→ Your task:
Copy each line below exactly and leave the pictures out.

* * *

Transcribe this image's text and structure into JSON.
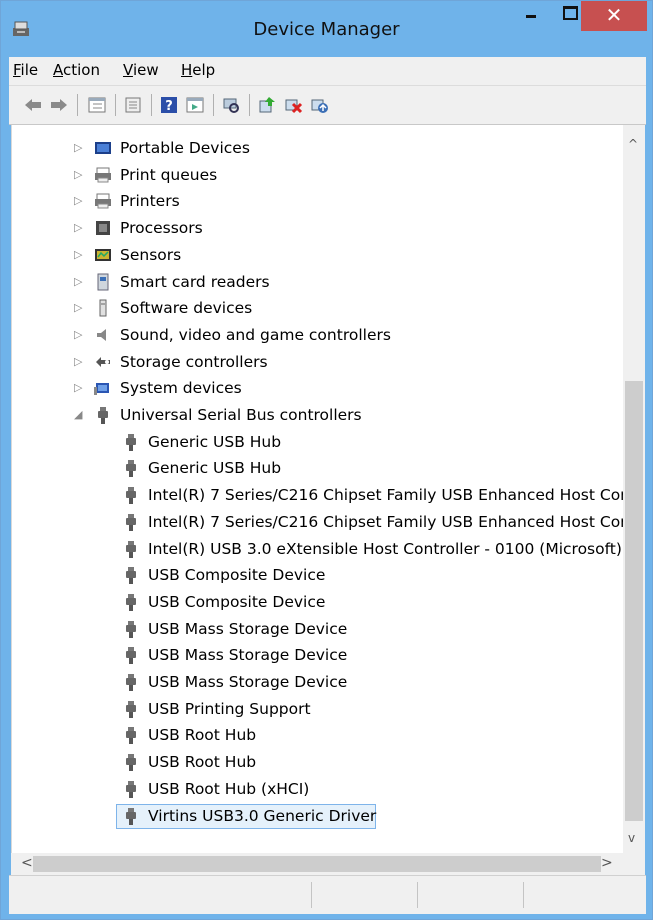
{
  "window": {
    "title": "Device Manager",
    "close_glyph": "✕"
  },
  "menu": [
    {
      "label": "File",
      "accel": "F",
      "rest": "ile"
    },
    {
      "label": "Action",
      "accel": "A",
      "rest": "ction"
    },
    {
      "label": "View",
      "accel": "V",
      "rest": "iew"
    },
    {
      "label": "Help",
      "accel": "H",
      "rest": "elp"
    }
  ],
  "toolbar_icons": [
    "back-icon",
    "forward-icon",
    "properties-grid-icon",
    "update-view-icon",
    "help-icon",
    "show-hidden-icon",
    "scan-hardware-icon",
    "update-driver-icon",
    "uninstall-icon",
    "enable-device-icon"
  ],
  "tree": {
    "categories": [
      {
        "label": "Portable Devices",
        "expanded": false,
        "icon": "portable-devices-icon"
      },
      {
        "label": "Print queues",
        "expanded": false,
        "icon": "printer-icon"
      },
      {
        "label": "Printers",
        "expanded": false,
        "icon": "printer-icon"
      },
      {
        "label": "Processors",
        "expanded": false,
        "icon": "processor-icon"
      },
      {
        "label": "Sensors",
        "expanded": false,
        "icon": "sensor-icon"
      },
      {
        "label": "Smart card readers",
        "expanded": false,
        "icon": "smart-card-icon"
      },
      {
        "label": "Software devices",
        "expanded": false,
        "icon": "software-device-icon"
      },
      {
        "label": "Sound, video and game controllers",
        "expanded": false,
        "icon": "speaker-icon"
      },
      {
        "label": "Storage controllers",
        "expanded": false,
        "icon": "storage-controller-icon"
      },
      {
        "label": "System devices",
        "expanded": false,
        "icon": "system-device-icon"
      },
      {
        "label": "Universal Serial Bus controllers",
        "expanded": true,
        "icon": "usb-icon"
      }
    ],
    "usb_children": [
      "Generic USB Hub",
      "Generic USB Hub",
      "Intel(R) 7 Series/C216 Chipset Family USB Enhanced Host Con",
      "Intel(R) 7 Series/C216 Chipset Family USB Enhanced Host Con",
      "Intel(R) USB 3.0 eXtensible Host Controller - 0100 (Microsoft)",
      "USB Composite Device",
      "USB Composite Device",
      "USB Mass Storage Device",
      "USB Mass Storage Device",
      "USB Mass Storage Device",
      "USB Printing Support",
      "USB Root Hub",
      "USB Root Hub",
      "USB Root Hub (xHCI)",
      "Virtins USB3.0 Generic Driver"
    ],
    "selected": "Virtins USB3.0 Generic Driver"
  },
  "glyphs": {
    "collapsed_arrow": "▷",
    "expanded_arrow": "◢",
    "scroll_up": "^",
    "scroll_down": "v",
    "scroll_left": "<",
    "scroll_right": ">"
  }
}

* * *

→ Exercise output:
Transcribe this image's text and structure into JSON.
{
  "window": {
    "title": "Device Manager",
    "close_glyph": "✕"
  },
  "menu": [
    {
      "label": "File",
      "accel": "F",
      "rest": "ile"
    },
    {
      "label": "Action",
      "accel": "A",
      "rest": "ction"
    },
    {
      "label": "View",
      "accel": "V",
      "rest": "iew"
    },
    {
      "label": "Help",
      "accel": "H",
      "rest": "elp"
    }
  ],
  "toolbar_icons": [
    "back-icon",
    "forward-icon",
    "properties-grid-icon",
    "update-view-icon",
    "help-icon",
    "show-hidden-icon",
    "scan-hardware-icon",
    "update-driver-icon",
    "uninstall-icon",
    "enable-device-icon"
  ],
  "tree": {
    "categories": [
      {
        "label": "Portable Devices",
        "expanded": false,
        "icon": "portable-devices-icon"
      },
      {
        "label": "Print queues",
        "expanded": false,
        "icon": "printer-icon"
      },
      {
        "label": "Printers",
        "expanded": false,
        "icon": "printer-icon"
      },
      {
        "label": "Processors",
        "expanded": false,
        "icon": "processor-icon"
      },
      {
        "label": "Sensors",
        "expanded": false,
        "icon": "sensor-icon"
      },
      {
        "label": "Smart card readers",
        "expanded": false,
        "icon": "smart-card-icon"
      },
      {
        "label": "Software devices",
        "expanded": false,
        "icon": "software-device-icon"
      },
      {
        "label": "Sound, video and game controllers",
        "expanded": false,
        "icon": "speaker-icon"
      },
      {
        "label": "Storage controllers",
        "expanded": false,
        "icon": "storage-controller-icon"
      },
      {
        "label": "System devices",
        "expanded": false,
        "icon": "system-device-icon"
      },
      {
        "label": "Universal Serial Bus controllers",
        "expanded": true,
        "icon": "usb-icon"
      }
    ],
    "usb_children": [
      "Generic USB Hub",
      "Generic USB Hub",
      "Intel(R) 7 Series/C216 Chipset Family USB Enhanced Host Con",
      "Intel(R) 7 Series/C216 Chipset Family USB Enhanced Host Con",
      "Intel(R) USB 3.0 eXtensible Host Controller - 0100 (Microsoft)",
      "USB Composite Device",
      "USB Composite Device",
      "USB Mass Storage Device",
      "USB Mass Storage Device",
      "USB Mass Storage Device",
      "USB Printing Support",
      "USB Root Hub",
      "USB Root Hub",
      "USB Root Hub (xHCI)",
      "Virtins USB3.0 Generic Driver"
    ],
    "selected": "Virtins USB3.0 Generic Driver"
  },
  "glyphs": {
    "collapsed_arrow": "▷",
    "expanded_arrow": "◢",
    "scroll_up": "^",
    "scroll_down": "v",
    "scroll_left": "<",
    "scroll_right": ">"
  }
}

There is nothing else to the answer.